[Objective] Your task is to quote the material that follows, in full and exactly.

[Supplied records]
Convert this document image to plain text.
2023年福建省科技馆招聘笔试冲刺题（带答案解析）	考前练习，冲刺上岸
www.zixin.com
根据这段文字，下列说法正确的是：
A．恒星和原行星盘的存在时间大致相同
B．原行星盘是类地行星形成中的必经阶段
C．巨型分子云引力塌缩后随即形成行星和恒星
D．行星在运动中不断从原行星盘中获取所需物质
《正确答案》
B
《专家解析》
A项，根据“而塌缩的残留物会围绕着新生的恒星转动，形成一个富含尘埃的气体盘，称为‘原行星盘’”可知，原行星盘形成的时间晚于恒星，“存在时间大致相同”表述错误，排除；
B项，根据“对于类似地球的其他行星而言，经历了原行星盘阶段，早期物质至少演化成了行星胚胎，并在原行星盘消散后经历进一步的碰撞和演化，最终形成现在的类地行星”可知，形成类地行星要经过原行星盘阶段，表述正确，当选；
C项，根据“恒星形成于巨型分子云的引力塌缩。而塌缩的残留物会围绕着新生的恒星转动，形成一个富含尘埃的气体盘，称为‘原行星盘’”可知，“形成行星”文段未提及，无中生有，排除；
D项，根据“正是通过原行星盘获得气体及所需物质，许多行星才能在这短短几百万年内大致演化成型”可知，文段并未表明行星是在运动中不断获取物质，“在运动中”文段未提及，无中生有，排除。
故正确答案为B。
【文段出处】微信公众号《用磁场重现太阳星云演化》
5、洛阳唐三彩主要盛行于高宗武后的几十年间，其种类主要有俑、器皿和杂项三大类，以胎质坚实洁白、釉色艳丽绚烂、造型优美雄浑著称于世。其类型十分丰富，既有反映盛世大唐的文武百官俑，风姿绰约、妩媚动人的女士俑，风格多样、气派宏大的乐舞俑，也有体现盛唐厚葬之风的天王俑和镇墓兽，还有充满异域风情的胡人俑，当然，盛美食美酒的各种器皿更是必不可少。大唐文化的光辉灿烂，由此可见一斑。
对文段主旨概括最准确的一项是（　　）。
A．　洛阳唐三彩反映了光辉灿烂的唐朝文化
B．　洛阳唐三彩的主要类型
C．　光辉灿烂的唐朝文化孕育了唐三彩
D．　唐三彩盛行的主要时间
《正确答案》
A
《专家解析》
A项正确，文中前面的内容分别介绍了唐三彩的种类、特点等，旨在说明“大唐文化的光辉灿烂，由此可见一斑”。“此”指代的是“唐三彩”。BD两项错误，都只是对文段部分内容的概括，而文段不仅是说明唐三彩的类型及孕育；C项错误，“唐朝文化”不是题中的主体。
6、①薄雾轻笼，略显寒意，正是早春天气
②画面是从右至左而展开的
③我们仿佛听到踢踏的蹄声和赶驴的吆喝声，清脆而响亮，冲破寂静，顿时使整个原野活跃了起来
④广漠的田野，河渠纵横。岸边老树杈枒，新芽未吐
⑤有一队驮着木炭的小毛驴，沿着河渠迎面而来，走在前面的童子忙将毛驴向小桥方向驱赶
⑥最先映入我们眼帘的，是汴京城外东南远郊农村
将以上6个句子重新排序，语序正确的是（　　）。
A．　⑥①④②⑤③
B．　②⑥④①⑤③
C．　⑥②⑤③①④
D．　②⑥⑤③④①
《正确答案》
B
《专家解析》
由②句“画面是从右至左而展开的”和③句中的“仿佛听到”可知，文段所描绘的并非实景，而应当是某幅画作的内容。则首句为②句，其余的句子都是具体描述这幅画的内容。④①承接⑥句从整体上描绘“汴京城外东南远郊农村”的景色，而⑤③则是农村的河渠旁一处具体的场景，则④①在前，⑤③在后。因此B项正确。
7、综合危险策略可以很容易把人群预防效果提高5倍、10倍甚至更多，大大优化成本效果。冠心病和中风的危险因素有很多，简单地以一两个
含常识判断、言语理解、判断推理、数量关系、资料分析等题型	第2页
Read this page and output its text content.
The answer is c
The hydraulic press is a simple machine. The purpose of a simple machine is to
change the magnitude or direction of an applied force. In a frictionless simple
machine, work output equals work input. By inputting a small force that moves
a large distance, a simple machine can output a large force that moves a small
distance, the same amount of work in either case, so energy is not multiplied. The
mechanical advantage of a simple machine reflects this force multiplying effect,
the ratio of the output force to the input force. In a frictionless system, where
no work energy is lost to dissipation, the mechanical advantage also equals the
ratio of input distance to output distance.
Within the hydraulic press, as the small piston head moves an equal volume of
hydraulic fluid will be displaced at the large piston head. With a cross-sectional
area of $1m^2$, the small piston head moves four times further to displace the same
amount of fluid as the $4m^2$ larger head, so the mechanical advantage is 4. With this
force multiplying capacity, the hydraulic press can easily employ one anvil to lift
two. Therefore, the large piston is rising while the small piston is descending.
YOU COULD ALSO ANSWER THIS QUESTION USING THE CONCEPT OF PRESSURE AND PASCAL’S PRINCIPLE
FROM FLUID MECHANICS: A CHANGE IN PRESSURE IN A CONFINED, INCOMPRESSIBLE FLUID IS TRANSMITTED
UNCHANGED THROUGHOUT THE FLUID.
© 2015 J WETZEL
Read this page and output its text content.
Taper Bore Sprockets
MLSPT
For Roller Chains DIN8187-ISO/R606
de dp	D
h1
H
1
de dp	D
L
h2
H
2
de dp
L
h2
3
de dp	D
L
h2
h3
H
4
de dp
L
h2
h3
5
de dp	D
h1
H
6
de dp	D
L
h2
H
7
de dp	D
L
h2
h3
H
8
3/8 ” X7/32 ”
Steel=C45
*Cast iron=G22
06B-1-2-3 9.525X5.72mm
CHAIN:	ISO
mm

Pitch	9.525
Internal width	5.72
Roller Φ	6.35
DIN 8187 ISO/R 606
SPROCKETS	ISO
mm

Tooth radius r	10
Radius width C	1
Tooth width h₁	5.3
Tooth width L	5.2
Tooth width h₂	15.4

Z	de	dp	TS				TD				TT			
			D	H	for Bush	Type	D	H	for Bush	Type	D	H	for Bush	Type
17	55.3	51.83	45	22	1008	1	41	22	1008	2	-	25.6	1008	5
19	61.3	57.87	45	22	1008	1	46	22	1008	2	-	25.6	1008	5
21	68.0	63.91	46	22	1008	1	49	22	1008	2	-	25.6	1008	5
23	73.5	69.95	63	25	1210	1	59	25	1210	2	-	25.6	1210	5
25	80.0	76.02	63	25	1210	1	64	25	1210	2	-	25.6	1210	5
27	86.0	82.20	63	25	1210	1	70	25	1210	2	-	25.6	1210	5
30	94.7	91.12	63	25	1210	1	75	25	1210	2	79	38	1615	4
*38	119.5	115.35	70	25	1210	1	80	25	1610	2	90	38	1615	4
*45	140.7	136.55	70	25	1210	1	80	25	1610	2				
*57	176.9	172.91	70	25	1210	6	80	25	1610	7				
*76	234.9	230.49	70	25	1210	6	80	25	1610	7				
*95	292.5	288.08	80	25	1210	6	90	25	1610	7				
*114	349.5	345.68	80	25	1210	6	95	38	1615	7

[Response]
Convert this document image to plain text.
2023年福建省科技馆招聘笔试冲刺题（带答案解析）	考前练习，冲刺上岸
www.zixin.com
根据这段文字，下列说法正确的是：
A．恒星和原行星盘的存在时间大致相同
B．原行星盘是类地行星形成中的必经阶段
C．巨型分子云引力塌缩后随即形成行星和恒星
D．行星在运动中不断从原行星盘中获取所需物质
《正确答案》
B
《专家解析》
A项，根据“而塌缩的残留物会围绕着新生的恒星转动，形成一个富含尘埃的气体盘，称为‘原行星盘’”可知，原行星盘形成的时间晚于恒星，“存在时间大致相同”表述错误，排除；
B项，根据“对于类似地球的其他行星而言，经历了原行星盘阶段，早期物质至少演化成了行星胚胎，并在原行星盘消散后经历进一步的碰撞和演化，最终形成现在的类地行星”可知，形成类地行星要经过原行星盘阶段，表述正确，当选；
C项，根据“恒星形成于巨型分子云的引力塌缩。而塌缩的残留物会围绕着新生的恒星转动，形成一个富含尘埃的气体盘，称为‘原行星盘’”可知，“形成行星”文段未提及，无中生有，排除；
D项，根据“正是通过原行星盘获得气体及所需物质，许多行星才能在这短短几百万年内大致演化成型”可知，文段并未表明行星是在运动中不断获取物质，“在运动中”文段未提及，无中生有，排除。
故正确答案为B。
【文段出处】微信公众号《用磁场重现太阳星云演化》
5、洛阳唐三彩主要盛行于高宗武后的几十年间，其种类主要有俑、器皿和杂项三大类，以胎质坚实洁白、釉色艳丽绚烂、造型优美雄浑著称于世。其类型十分丰富，既有反映盛世大唐的文武百官俑，风姿绰约、妩媚动人的女士俑，风格多样、气派宏大的乐舞俑，也有体现盛唐厚葬之风的天王俑和镇墓兽，还有充满异域风情的胡人俑，当然，盛美食美酒的各种器皿更是必不可少。大唐文化的光辉灿烂，由此可见一斑。
对文段主旨概括最准确的一项是（　　）。
A．　洛阳唐三彩反映了光辉灿烂的唐朝文化
B．　洛阳唐三彩的主要类型
C．　光辉灿烂的唐朝文化孕育了唐三彩
D．　唐三彩盛行的主要时间
《正确答案》
A
《专家解析》
A项正确，文中前面的内容分别介绍了唐三彩的种类、特点等，旨在说明“大唐文化的光辉灿烂，由此可见一斑”。“此”指代的是“唐三彩”。BD两项错误，都只是对文段部分内容的概括，而文段不仅是说明唐三彩的类型及孕育；C项错误，“唐朝文化”不是题中的主体。
6、①薄雾轻笼，略显寒意，正是早春天气
②画面是从右至左而展开的
③我们仿佛听到踢踏的蹄声和赶驴的吆喝声，清脆而响亮，冲破寂静，顿时使整个原野活跃了起来
④广漠的田野，河渠纵横。岸边老树杈枒，新芽未吐
⑤有一队驮着木炭的小毛驴，沿着河渠迎面而来，走在前面的童子忙将毛驴向小桥方向驱赶
⑥最先映入我们眼帘的，是汴京城外东南远郊农村
将以上6个句子重新排序，语序正确的是（　　）。
A．　⑥①④②⑤③
B．　②⑥④①⑤③
C．　⑥②⑤③①④
D．　②⑥⑤③④①
《正确答案》
B
《专家解析》
由②句“画面是从右至左而展开的”和③句中的“仿佛听到”可知，文段所描绘的并非实景，而应当是某幅画作的内容。则首句为②句，其余的句子都是具体描述这幅画的内容。④①承接⑥句从整体上描绘“汴京城外东南远郊农村”的景色，而⑤③则是农村的河渠旁一处具体的场景，则④①在前，⑤③在后。因此B项正确。
7、综合危险策略可以很容易把人群预防效果提高5倍、10倍甚至更多，大大优化成本效果。冠心病和中风的危险因素有很多，简单地以一两个
含常识判断、言语理解、判断推理、数量关系、资料分析等题型	第2页
Read this page and output its text content.
The answer is c
The hydraulic press is a simple machine. The purpose of a simple machine is to
change the magnitude or direction of an applied force. In a frictionless simple
machine, work output equals work input. By inputting a small force that moves
a large distance, a simple machine can output a large force that moves a small
distance, the same amount of work in either case, so energy is not multiplied. The
mechanical advantage of a simple machine reflects this force multiplying effect,
the ratio of the output force to the input force. In a frictionless system, where
no work energy is lost to dissipation, the mechanical advantage also equals the
ratio of input distance to output distance.
Within the hydraulic press, as the small piston head moves an equal volume of
hydraulic fluid will be displaced at the large piston head. With a cross-sectional
area of $1m^2$, the small piston head moves four times further to displace the same
amount of fluid as the $4m^2$ larger head, so the mechanical advantage is 4. With this
force multiplying capacity, the hydraulic press can easily employ one anvil to lift
two. Therefore, the large piston is rising while the small piston is descending.
YOU COULD ALSO ANSWER THIS QUESTION USING THE CONCEPT OF PRESSURE AND PASCAL’S PRINCIPLE
FROM FLUID MECHANICS: A CHANGE IN PRESSURE IN A CONFINED, INCOMPRESSIBLE FLUID IS TRANSMITTED
UNCHANGED THROUGHOUT THE FLUID.
© 2015 J WETZEL
Read this page and output its text content.
Taper Bore Sprockets
MLSPT
For Roller Chains DIN8187-ISO/R606
de dp	D
h1
H
1
de dp	D
L
h2
H
2
de dp
L
h2
3
de dp	D
L
h2
h3
H
4
de dp
L
h2
h3
5
de dp	D
h1
H
6
de dp	D
L
h2
H
7
de dp	D
L
h2
h3
H
8
3/8 ” X7/32 ”
Steel=C45
*Cast iron=G22
06B-1-2-3 9.525X5.72mm
CHAIN:	ISO
mm

Pitch	9.525
Internal width	5.72
Roller Φ	6.35
DIN 8187 ISO/R 606
SPROCKETS	ISO
mm

Tooth radius r	10
Radius width C	1
Tooth width h₁	5.3
Tooth width L	5.2
Tooth width h₂	15.4

Z	de	dp	TS				TD				TT			
			D	H	for Bush	Type	D	H	for Bush	Type	D	H	for Bush	Type
17	55.3	51.83	45	22	1008	1	41	22	1008	2	-	25.6	1008	5
19	61.3	57.87	45	22	1008	1	46	22	1008	2	-	25.6	1008	5
21	68.0	63.91	46	22	1008	1	49	22	1008	2	-	25.6	1008	5
23	73.5	69.95	63	25	1210	1	59	25	1210	2	-	25.6	1210	5
25	80.0	76.02	63	25	1210	1	64	25	1210	2	-	25.6	1210	5
27	86.0	82.20	63	25	1210	1	70	25	1210	2	-	25.6	1210	5
30	94.7	91.12	63	25	1210	1	75	25	1210	2	79	38	1615	4
*38	119.5	115.35	70	25	1210	1	80	25	1610	2	90	38	1615	4
*45	140.7	136.55	70	25	1210	1	80	25	1610	2				
*57	176.9	172.91	70	25	1210	6	80	25	1610	7				
*76	234.9	230.49	70	25	1210	6	80	25	1610	7				
*95	292.5	288.08	80	25	1210	6	90	25	1610	7				
*114	349.5	345.68	80	25	1210	6	95	38	1615	7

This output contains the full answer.